Exactly how many lines have the word "Registry"? Answer with the bare number.

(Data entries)
· · · · · · ·
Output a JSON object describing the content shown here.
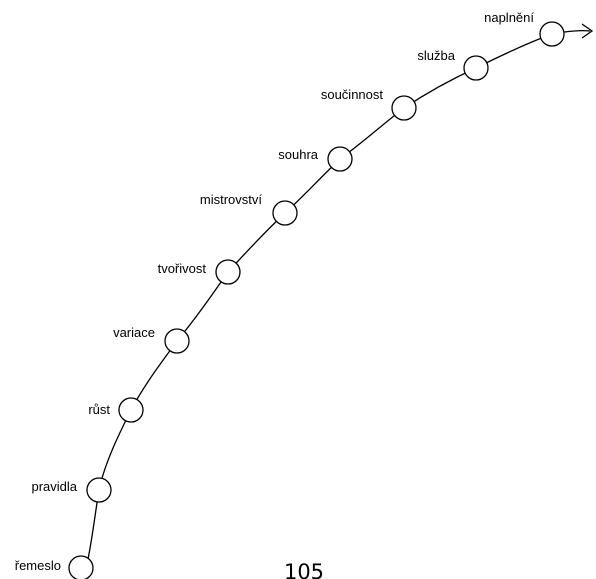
{
  "diagram": {
    "nodes": [
      {
        "label": "řemeslo"
      },
      {
        "label": "pravidla"
      },
      {
        "label": "růst"
      },
      {
        "label": "variace"
      },
      {
        "label": "tvořivost"
      },
      {
        "label": "mistrovství"
      },
      {
        "label": "souhra"
      },
      {
        "label": "součinnost"
      },
      {
        "label": "služba"
      },
      {
        "label": "naplnění"
      }
    ]
  },
  "page": {
    "number": "105"
  },
  "colors": {
    "stroke": "#000000",
    "background": "#ffffff"
  }
}
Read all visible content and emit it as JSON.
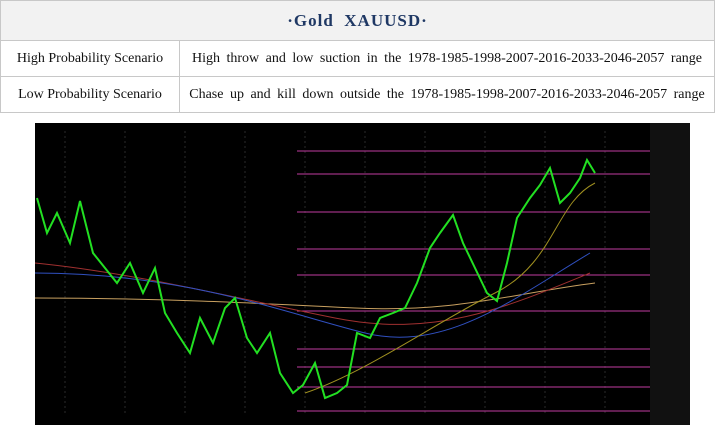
{
  "header": {
    "title": "·Gold  XAUUSD·"
  },
  "table": {
    "rows": [
      [
        "High Probability Scenario",
        "High throw and low suction in the 1978-1985-1998-2007-2016-2033-2046-2057 range"
      ],
      [
        "Low Probability Scenario",
        "Chase up and kill down outside the 1978-1985-1998-2007-2016-2033-2046-2057 range"
      ]
    ]
  }
}
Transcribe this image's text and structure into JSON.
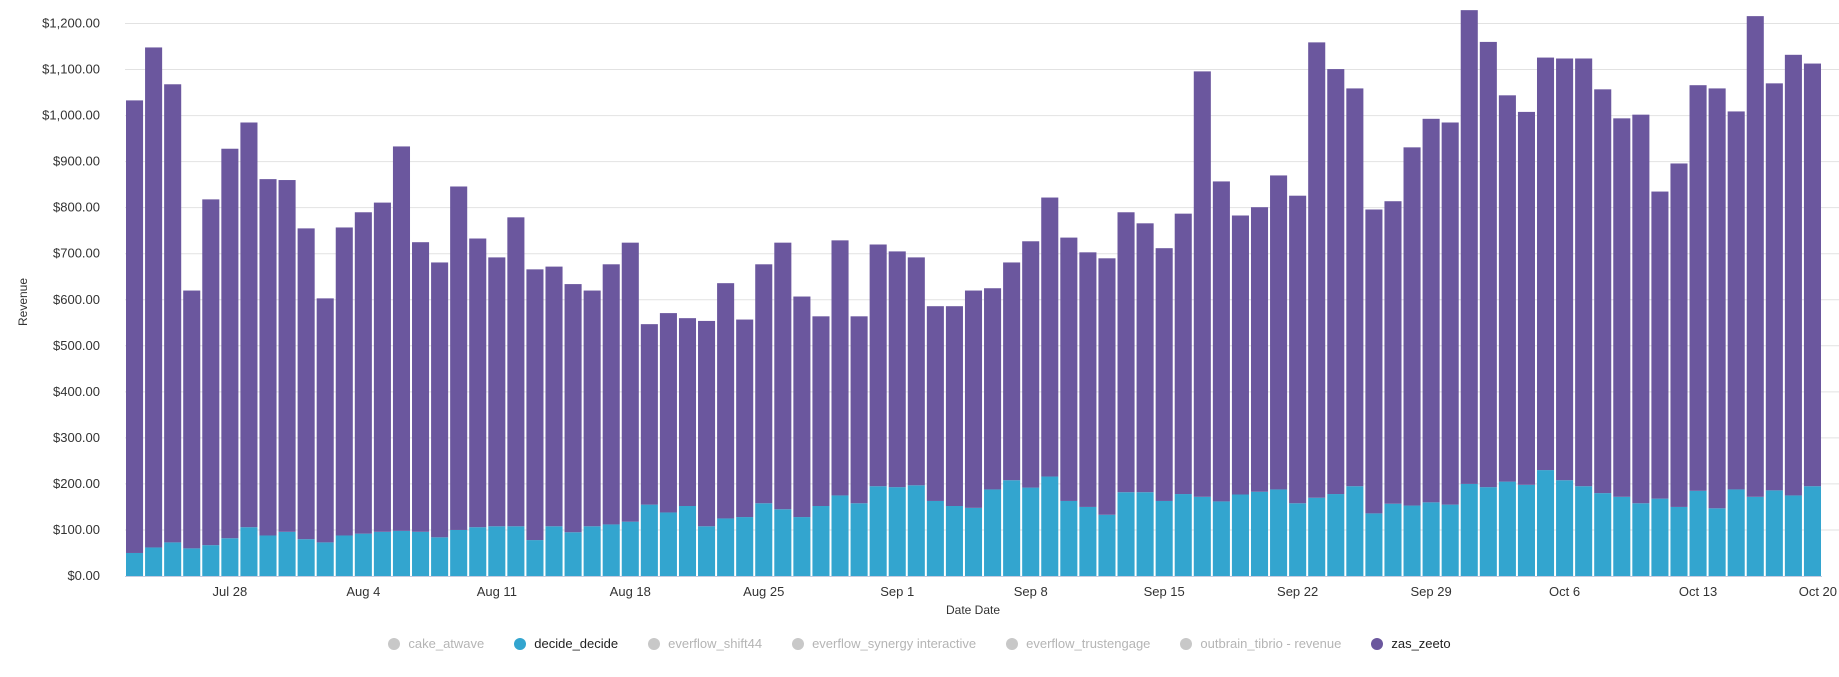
{
  "chart_data": {
    "type": "bar",
    "stacked": true,
    "xlabel": "Date Date",
    "ylabel": "Revenue",
    "ylim": [
      0,
      1200
    ],
    "yticks": [
      "$0.00",
      "$100.00",
      "$200.00",
      "$300.00",
      "$400.00",
      "$500.00",
      "$600.00",
      "$700.00",
      "$800.00",
      "$900.00",
      "$1,000.00",
      "$1,100.00",
      "$1,200.00"
    ],
    "ytick_values": [
      0,
      100,
      200,
      300,
      400,
      500,
      600,
      700,
      800,
      900,
      1000,
      1100,
      1200
    ],
    "xticks": [
      {
        "label": "Jul 28",
        "date": "Jul 28"
      },
      {
        "label": "Aug 4",
        "date": "Aug 4"
      },
      {
        "label": "Aug 11",
        "date": "Aug 11"
      },
      {
        "label": "Aug 18",
        "date": "Aug 18"
      },
      {
        "label": "Aug 25",
        "date": "Aug 25"
      },
      {
        "label": "Sep 1",
        "date": "Sep 1"
      },
      {
        "label": "Sep 8",
        "date": "Sep 8"
      },
      {
        "label": "Sep 15",
        "date": "Sep 15"
      },
      {
        "label": "Sep 22",
        "date": "Sep 22"
      },
      {
        "label": "Sep 29",
        "date": "Sep 29"
      },
      {
        "label": "Oct 6",
        "date": "Oct 6"
      },
      {
        "label": "Oct 13",
        "date": "Oct 13"
      },
      {
        "label": "Oct 20",
        "date": "Oct 20"
      }
    ],
    "grid": true,
    "legend_placement": "bottom",
    "categories": [
      "Jul 23",
      "Jul 24",
      "Jul 25",
      "Jul 26",
      "Jul 27",
      "Jul 28",
      "Jul 29",
      "Jul 30",
      "Jul 31",
      "Aug 1",
      "Aug 2",
      "Aug 3",
      "Aug 4",
      "Aug 5",
      "Aug 6",
      "Aug 7",
      "Aug 8",
      "Aug 9",
      "Aug 10",
      "Aug 11",
      "Aug 12",
      "Aug 13",
      "Aug 14",
      "Aug 15",
      "Aug 16",
      "Aug 17",
      "Aug 18",
      "Aug 19",
      "Aug 20",
      "Aug 21",
      "Aug 22",
      "Aug 23",
      "Aug 24",
      "Aug 25",
      "Aug 26",
      "Aug 27",
      "Aug 28",
      "Aug 29",
      "Aug 30",
      "Aug 31",
      "Sep 1",
      "Sep 2",
      "Sep 3",
      "Sep 4",
      "Sep 5",
      "Sep 6",
      "Sep 7",
      "Sep 8",
      "Sep 9",
      "Sep 10",
      "Sep 11",
      "Sep 12",
      "Sep 13",
      "Sep 14",
      "Sep 15",
      "Sep 16",
      "Sep 17",
      "Sep 18",
      "Sep 19",
      "Sep 20",
      "Sep 21",
      "Sep 22",
      "Sep 23",
      "Sep 24",
      "Sep 25",
      "Sep 26",
      "Sep 27",
      "Sep 28",
      "Sep 29",
      "Sep 30",
      "Oct 1",
      "Oct 2",
      "Oct 3",
      "Oct 4",
      "Oct 5",
      "Oct 6",
      "Oct 7",
      "Oct 8",
      "Oct 9",
      "Oct 10",
      "Oct 11",
      "Oct 12",
      "Oct 13",
      "Oct 14",
      "Oct 15",
      "Oct 16",
      "Oct 17",
      "Oct 18",
      "Oct 19"
    ],
    "series": [
      {
        "name": "decide_decide",
        "color": "#33a5cf",
        "values": [
          50,
          62,
          73,
          60,
          67,
          82,
          106,
          88,
          96,
          80,
          73,
          88,
          92,
          96,
          98,
          96,
          84,
          100,
          106,
          108,
          108,
          78,
          108,
          95,
          108,
          112,
          118,
          155,
          138,
          152,
          108,
          125,
          128,
          158,
          145,
          128,
          152,
          175,
          158,
          195,
          193,
          197,
          163,
          152,
          148,
          188,
          208,
          192,
          216,
          163,
          150,
          133,
          182,
          182,
          163,
          178,
          172,
          162,
          177,
          183,
          188,
          158,
          170,
          178,
          195,
          136,
          157,
          153,
          160,
          155,
          200,
          193,
          205,
          198,
          230,
          208,
          195,
          180,
          172,
          158,
          168,
          150,
          185,
          147,
          188,
          172,
          186,
          175,
          195
        ]
      },
      {
        "name": "zas_zeeto",
        "color": "#6b579e",
        "values": [
          983,
          1086,
          995,
          560,
          751,
          846,
          879,
          774,
          764,
          675,
          530,
          669,
          698,
          715,
          835,
          629,
          597,
          746,
          627,
          584,
          671,
          588,
          564,
          539,
          512,
          565,
          606,
          392,
          433,
          408,
          446,
          511,
          429,
          519,
          579,
          479,
          412,
          554,
          406,
          525,
          512,
          495,
          423,
          434,
          472,
          437,
          473,
          535,
          606,
          572,
          553,
          557,
          608,
          584,
          549,
          609,
          924,
          695,
          606,
          618,
          682,
          668,
          989,
          923,
          864,
          660,
          657,
          778,
          833,
          830,
          1029,
          967,
          839,
          810,
          896,
          916,
          929,
          877,
          822,
          844,
          667,
          746,
          881,
          912,
          821,
          1044,
          884,
          957,
          918
        ]
      }
    ]
  },
  "legend": [
    {
      "label": "cake_atwave",
      "color": "#c8c8c8",
      "active": false
    },
    {
      "label": "decide_decide",
      "color": "#33a5cf",
      "active": true
    },
    {
      "label": "everflow_shift44",
      "color": "#c8c8c8",
      "active": false
    },
    {
      "label": "everflow_synergy interactive",
      "color": "#c8c8c8",
      "active": false
    },
    {
      "label": "everflow_trustengage",
      "color": "#c8c8c8",
      "active": false
    },
    {
      "label": "outbrain_tibrio - revenue",
      "color": "#c8c8c8",
      "active": false
    },
    {
      "label": "zas_zeeto",
      "color": "#6b579e",
      "active": true
    }
  ]
}
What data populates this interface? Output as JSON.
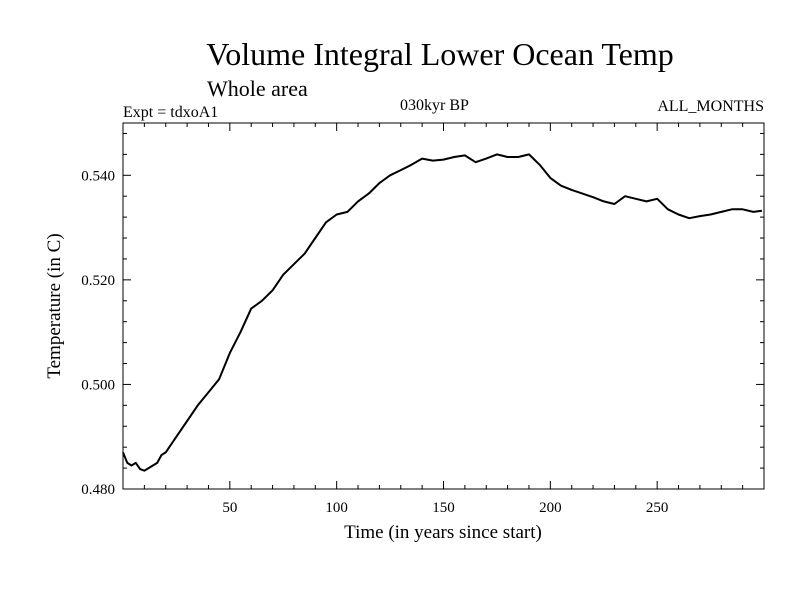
{
  "chart_data": {
    "type": "line",
    "title": "Volume Integral Lower Ocean Temp",
    "subtitle": "Whole area",
    "left_label": "Expt = tdxoA1",
    "center_label": "030kyr BP",
    "right_label": "ALL_MONTHS",
    "xlabel": "Time (in years since start)",
    "ylabel": "Temperature (in C)",
    "xlim": [
      0,
      300
    ],
    "ylim": [
      0.48,
      0.55
    ],
    "x_ticks": [
      50,
      100,
      150,
      200,
      250
    ],
    "x_tick_labels": [
      "50",
      "100",
      "150",
      "200",
      "250"
    ],
    "y_ticks": [
      0.48,
      0.5,
      0.52,
      0.54
    ],
    "y_tick_labels": [
      "0.480",
      "0.500",
      "0.520",
      "0.540"
    ],
    "grid": false,
    "series": [
      {
        "name": "Volume Integral Lower Ocean Temp",
        "x": [
          0,
          2,
          4,
          6,
          8,
          10,
          12,
          14,
          16,
          18,
          20,
          25,
          30,
          35,
          40,
          45,
          50,
          55,
          60,
          65,
          70,
          75,
          80,
          85,
          90,
          95,
          100,
          105,
          110,
          115,
          120,
          125,
          130,
          135,
          140,
          145,
          150,
          155,
          160,
          165,
          170,
          175,
          180,
          185,
          190,
          195,
          200,
          205,
          210,
          215,
          220,
          225,
          230,
          235,
          240,
          245,
          250,
          255,
          260,
          265,
          270,
          275,
          280,
          285,
          290,
          295,
          299
        ],
        "y": [
          0.487,
          0.485,
          0.4845,
          0.485,
          0.4838,
          0.4835,
          0.484,
          0.4845,
          0.485,
          0.4865,
          0.487,
          0.49,
          0.493,
          0.496,
          0.4985,
          0.501,
          0.506,
          0.51,
          0.5145,
          0.516,
          0.518,
          0.521,
          0.523,
          0.525,
          0.528,
          0.531,
          0.5325,
          0.533,
          0.535,
          0.5365,
          0.5385,
          0.54,
          0.541,
          0.542,
          0.5432,
          0.5428,
          0.543,
          0.5435,
          0.5438,
          0.5425,
          0.5432,
          0.544,
          0.5435,
          0.5435,
          0.544,
          0.542,
          0.5395,
          0.538,
          0.5372,
          0.5365,
          0.5358,
          0.535,
          0.5345,
          0.536,
          0.5355,
          0.535,
          0.5355,
          0.5335,
          0.5325,
          0.5318,
          0.5322,
          0.5325,
          0.533,
          0.5335,
          0.5335,
          0.533,
          0.5332
        ]
      }
    ]
  }
}
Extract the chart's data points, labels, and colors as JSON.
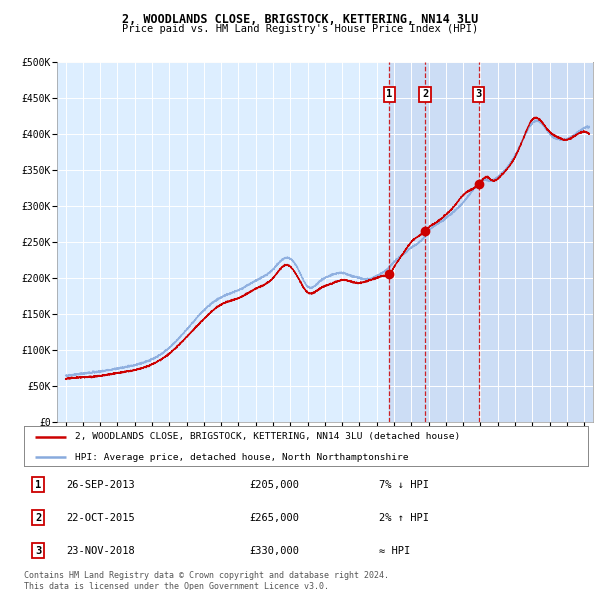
{
  "title1": "2, WOODLANDS CLOSE, BRIGSTOCK, KETTERING, NN14 3LU",
  "title2": "Price paid vs. HM Land Registry's House Price Index (HPI)",
  "ylabel_ticks": [
    "£0",
    "£50K",
    "£100K",
    "£150K",
    "£200K",
    "£250K",
    "£300K",
    "£350K",
    "£400K",
    "£450K",
    "£500K"
  ],
  "ytick_vals": [
    0,
    50000,
    100000,
    150000,
    200000,
    250000,
    300000,
    350000,
    400000,
    450000,
    500000
  ],
  "xlim": [
    1994.5,
    2025.5
  ],
  "ylim": [
    0,
    500000
  ],
  "transactions": [
    {
      "num": 1,
      "date": "26-SEP-2013",
      "price": 205000,
      "rel": "7% ↓ HPI",
      "year": 2013.73
    },
    {
      "num": 2,
      "date": "22-OCT-2015",
      "price": 265000,
      "rel": "2% ↑ HPI",
      "year": 2015.8
    },
    {
      "num": 3,
      "date": "23-NOV-2018",
      "price": 330000,
      "rel": "≈ HPI",
      "year": 2018.89
    }
  ],
  "legend_line1": "2, WOODLANDS CLOSE, BRIGSTOCK, KETTERING, NN14 3LU (detached house)",
  "legend_line2": "HPI: Average price, detached house, North Northamptonshire",
  "footer": "Contains HM Land Registry data © Crown copyright and database right 2024.\nThis data is licensed under the Open Government Licence v3.0.",
  "red_color": "#cc0000",
  "blue_color": "#88aadd",
  "bg_color": "#ddeeff",
  "grid_color": "#ffffff",
  "box_bg": "#ffffff",
  "shade_color": "#ccddf5"
}
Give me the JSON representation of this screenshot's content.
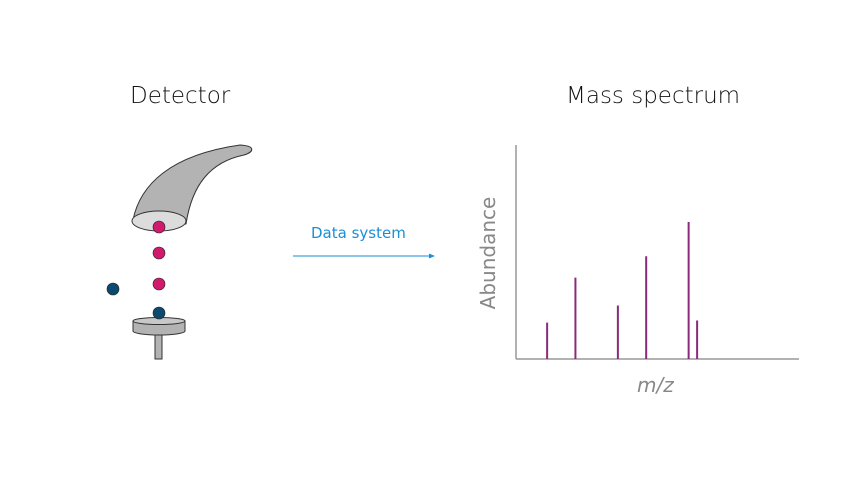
· · · · · · ·
Completed exercise: 2